Objective:
Pick out all lines in the listing holding the string "word" and copy them.

Recorded information:

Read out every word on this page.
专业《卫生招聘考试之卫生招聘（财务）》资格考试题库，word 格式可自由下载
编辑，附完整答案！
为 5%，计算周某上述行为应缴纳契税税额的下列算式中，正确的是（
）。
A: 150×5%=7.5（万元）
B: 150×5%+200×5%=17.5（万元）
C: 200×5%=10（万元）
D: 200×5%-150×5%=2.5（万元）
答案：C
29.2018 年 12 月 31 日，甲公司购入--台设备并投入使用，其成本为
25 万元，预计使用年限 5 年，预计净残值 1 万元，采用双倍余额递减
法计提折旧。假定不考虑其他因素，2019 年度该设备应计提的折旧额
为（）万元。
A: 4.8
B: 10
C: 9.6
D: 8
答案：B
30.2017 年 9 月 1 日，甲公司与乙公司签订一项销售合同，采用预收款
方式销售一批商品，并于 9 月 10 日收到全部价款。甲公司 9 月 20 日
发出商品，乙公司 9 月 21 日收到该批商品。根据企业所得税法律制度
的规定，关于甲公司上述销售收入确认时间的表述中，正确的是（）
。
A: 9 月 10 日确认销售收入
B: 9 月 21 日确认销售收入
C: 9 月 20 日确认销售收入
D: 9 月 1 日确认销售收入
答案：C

Written solution:
Read out every word on this page.
专业《卫生招聘考试之卫生招聘（财务）》资格考试题库，word 格式可自由下载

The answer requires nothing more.